PROBLEM => Review the material line by line. Identify and copy every line that contains the string "screenshot".

=== EXERCISE MATERIALS ===

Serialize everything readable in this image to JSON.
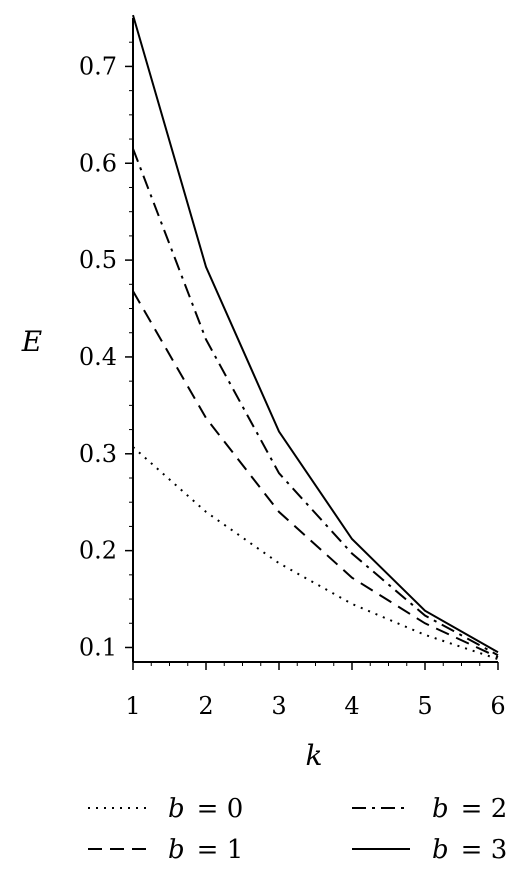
{
  "chart_data": {
    "type": "line",
    "title": "",
    "xlabel": "k",
    "ylabel": "E",
    "xlim": [
      1,
      6
    ],
    "ylim": [
      0.085,
      0.75
    ],
    "xticks": [
      1,
      2,
      3,
      4,
      5,
      6
    ],
    "xtick_labels": [
      "1",
      "2",
      "3",
      "4",
      "5",
      "6"
    ],
    "yticks": [
      0.1,
      0.2,
      0.3,
      0.4,
      0.5,
      0.6,
      0.7
    ],
    "ytick_labels": [
      "0.1",
      "0.2",
      "0.3",
      "0.4",
      "0.5",
      "0.6",
      "0.7"
    ],
    "grid": false,
    "legend_position": "bottom",
    "legend_var": "b",
    "legend_eq": "= ",
    "x": [
      1,
      2,
      3,
      4,
      5,
      6
    ],
    "series": [
      {
        "name": "b = 0",
        "value_label": "0",
        "style": "dotted",
        "values": [
          0.307,
          0.24,
          0.187,
          0.145,
          0.113,
          0.088
        ]
      },
      {
        "name": "b = 1",
        "value_label": "1",
        "style": "dashed",
        "values": [
          0.468,
          0.337,
          0.24,
          0.172,
          0.125,
          0.09
        ]
      },
      {
        "name": "b = 2",
        "value_label": "2",
        "style": "dashdot",
        "values": [
          0.615,
          0.418,
          0.28,
          0.197,
          0.133,
          0.092
        ]
      },
      {
        "name": "b = 3",
        "value_label": "3",
        "style": "solid",
        "values": [
          0.753,
          0.493,
          0.323,
          0.212,
          0.138,
          0.095
        ]
      }
    ]
  }
}
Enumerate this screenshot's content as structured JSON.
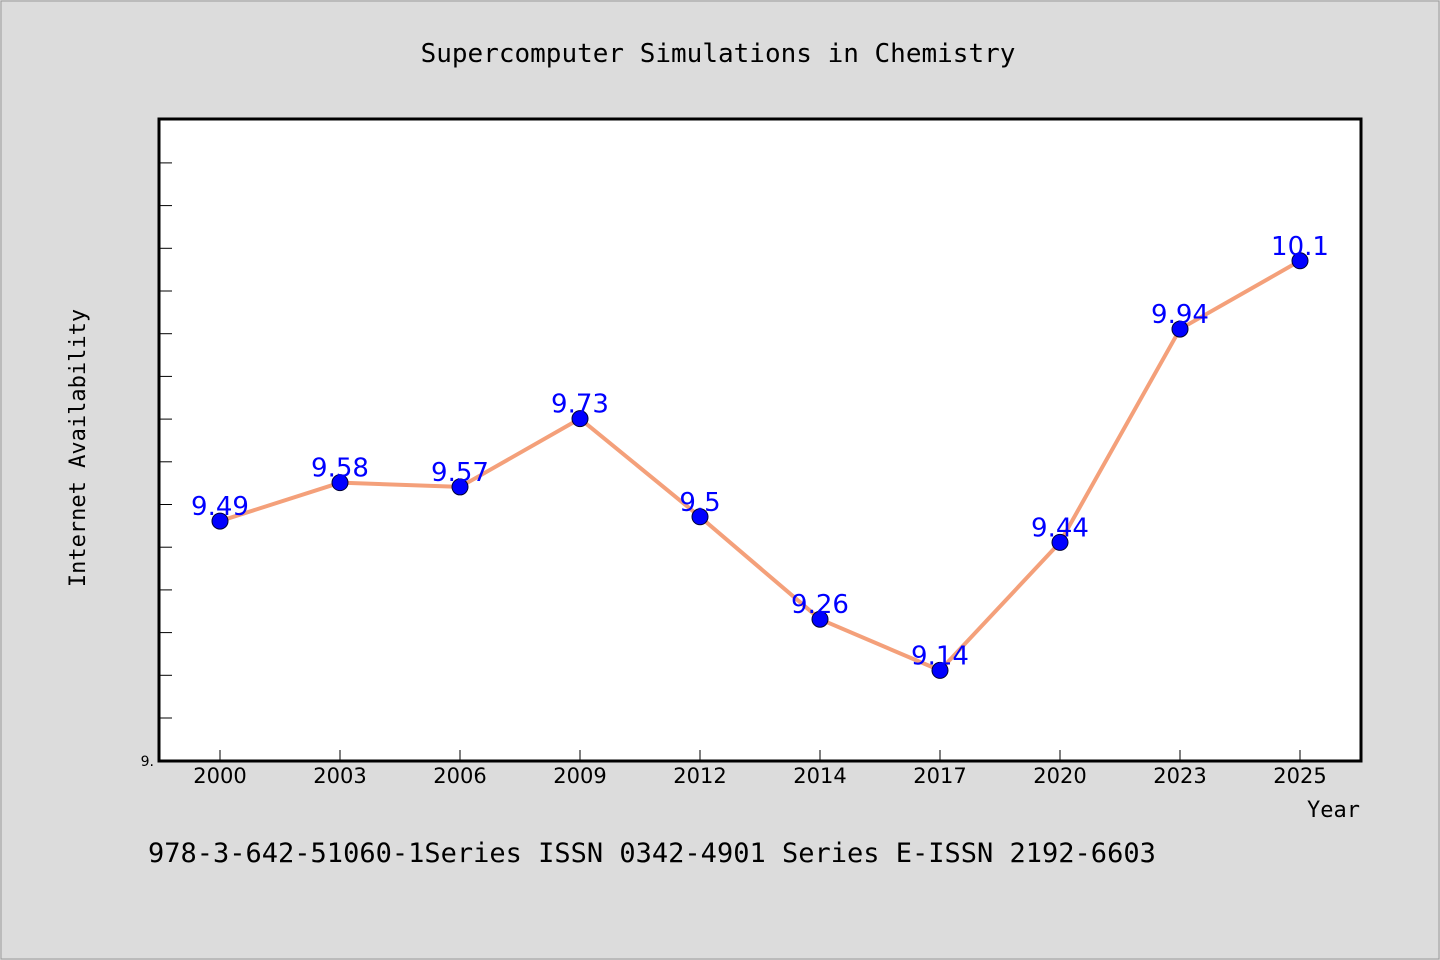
{
  "chart_data": {
    "type": "line",
    "title": "Supercomputer Simulations in Chemistry",
    "xlabel": "Year",
    "ylabel": "Internet Availability",
    "categories": [
      "2000",
      "2003",
      "2006",
      "2009",
      "2012",
      "2014",
      "2017",
      "2020",
      "2023",
      "2025"
    ],
    "series": [
      {
        "values": [
          9.49,
          9.58,
          9.57,
          9.73,
          9.5,
          9.26,
          9.14,
          9.44,
          9.94,
          10.1
        ],
        "labels": [
          "9.49",
          "9.58",
          "9.57",
          "9.73",
          "9.5",
          "9.26",
          "9.14",
          "9.44",
          "9.94",
          "10.1"
        ],
        "line_color": "#f4a07a",
        "marker_color": "#0000ff"
      }
    ],
    "ylim": [
      8.93,
      10.43
    ],
    "y_tick_label": "9.",
    "grid": false,
    "legend": "none"
  },
  "footer": {
    "text": "978-3-642-51060-1Series ISSN 0342-4901 Series E-ISSN 2192-6603"
  },
  "colors": {
    "background": "#dcdcdc",
    "plot_background": "#ffffff",
    "line": "#f4a07a",
    "marker": "#0000ff",
    "label": "#0000ff"
  }
}
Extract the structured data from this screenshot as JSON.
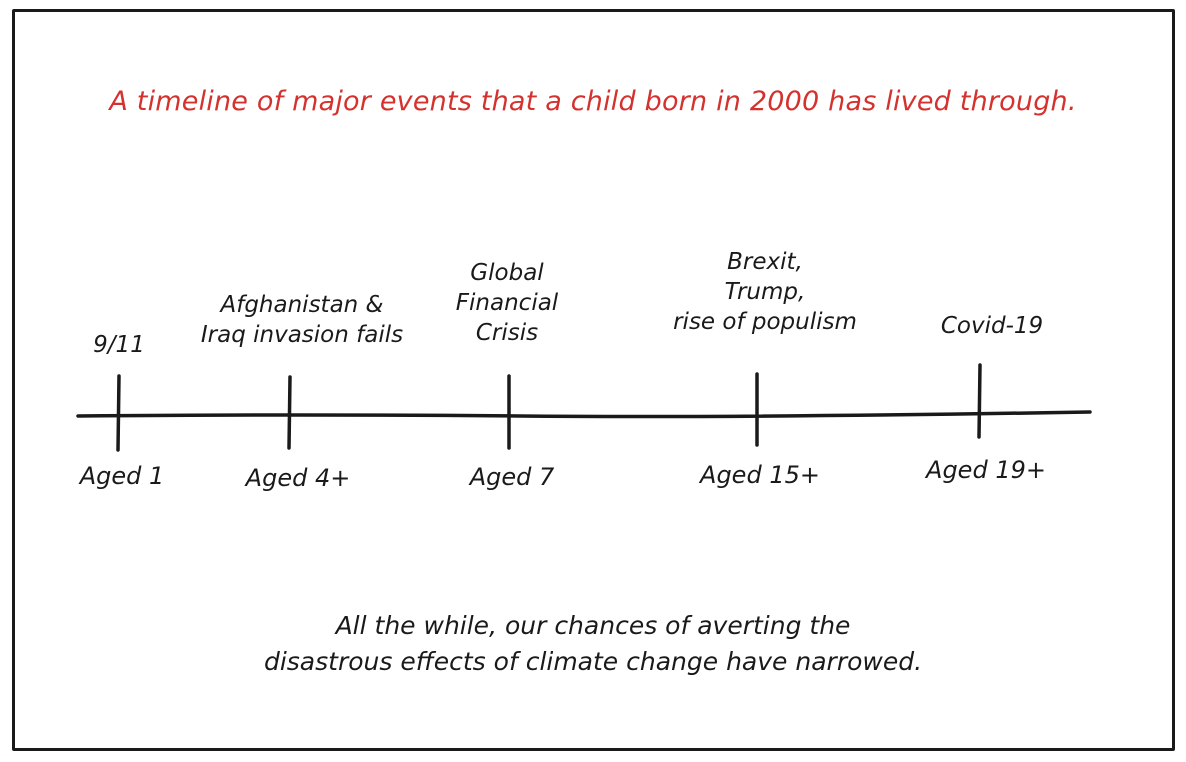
{
  "title": "A timeline of major events that a child born in 2000 has lived through.",
  "events": [
    {
      "label_lines": [
        "9/11"
      ],
      "age": "Aged 1"
    },
    {
      "label_lines": [
        "Afghanistan &",
        "Iraq invasion fails"
      ],
      "age": "Aged 4+"
    },
    {
      "label_lines": [
        "Global",
        "Financial",
        "Crisis"
      ],
      "age": "Aged 7"
    },
    {
      "label_lines": [
        "Brexit,",
        "Trump,",
        "rise of populism"
      ],
      "age": "Aged 15+"
    },
    {
      "label_lines": [
        "Covid-19"
      ],
      "age": "Aged 19+"
    }
  ],
  "footer": {
    "line1": "All the while, our chances of averting the",
    "line2": "disastrous effects of climate change have narrowed."
  },
  "colors": {
    "title": "#d4322e",
    "ink": "#1a1a1a"
  }
}
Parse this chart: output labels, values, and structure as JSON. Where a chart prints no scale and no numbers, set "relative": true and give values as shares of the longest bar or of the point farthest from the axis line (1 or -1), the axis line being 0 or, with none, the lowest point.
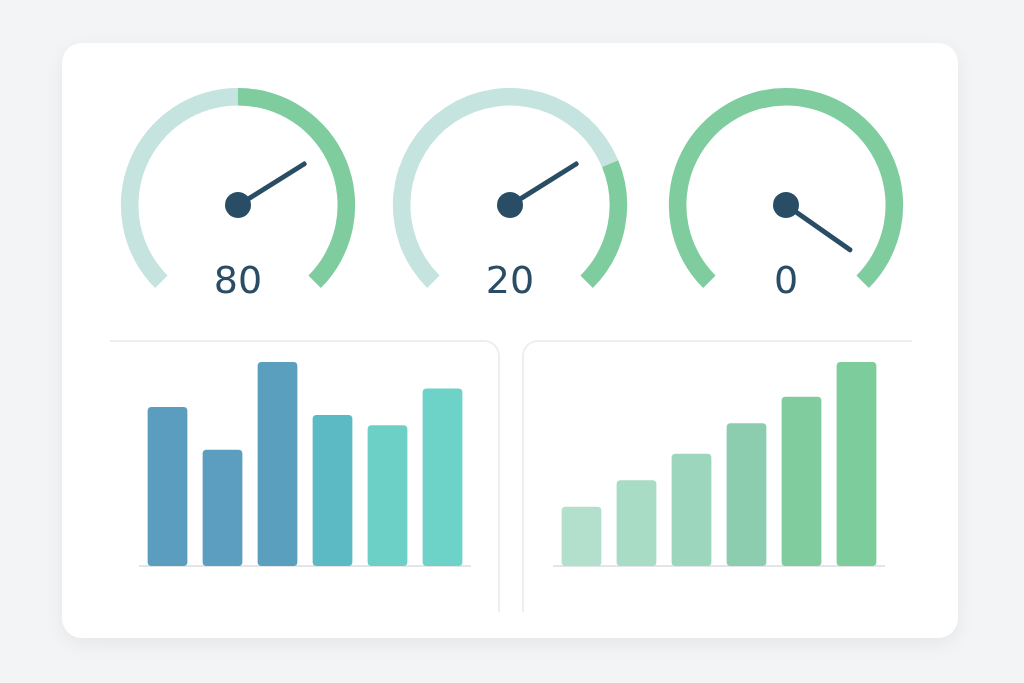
{
  "chart_data": [
    {
      "type": "donut",
      "categories": [
        null,
        null
      ],
      "values": [
        50,
        50
      ],
      "colors": [
        "#c5e3df",
        "#7fcd9e"
      ],
      "annotations": [
        "80"
      ]
    },
    {
      "type": "donut",
      "categories": [
        null,
        null
      ],
      "values": [
        75,
        25
      ],
      "colors": [
        "#c5e3df",
        "#7fcd9e"
      ],
      "annotations": [
        "20"
      ]
    },
    {
      "type": "pie",
      "categories": [
        null
      ],
      "values": [
        100
      ],
      "colors": [
        "#7fcd9e"
      ],
      "annotations": [
        "0"
      ]
    },
    {
      "type": "bar",
      "relative": true,
      "categories": [
        null,
        null,
        null,
        null,
        null,
        null
      ],
      "values": [
        0.78,
        0.57,
        1,
        0.74,
        0.69,
        0.87
      ],
      "colors": [
        "#5a9dbf",
        "#5b9ec0",
        "#5a9fbe",
        "#5bbac4",
        "#6dd0c6",
        "#6dd3c8"
      ]
    },
    {
      "type": "bar",
      "relative": true,
      "categories": [
        null,
        null,
        null,
        null,
        null,
        null
      ],
      "values": [
        0.29,
        0.42,
        0.55,
        0.7,
        0.83,
        1
      ],
      "colors": [
        "#b3e0cc",
        "#a8dcc4",
        "#9cd6bd",
        "#8ccdb0",
        "#80cc9f",
        "#7dcc9c"
      ]
    }
  ]
}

===

WRITTEN ANSWER =>
Enumerate this screenshot's content as structured JSON.
Extract the structured data from this screenshot as JSON.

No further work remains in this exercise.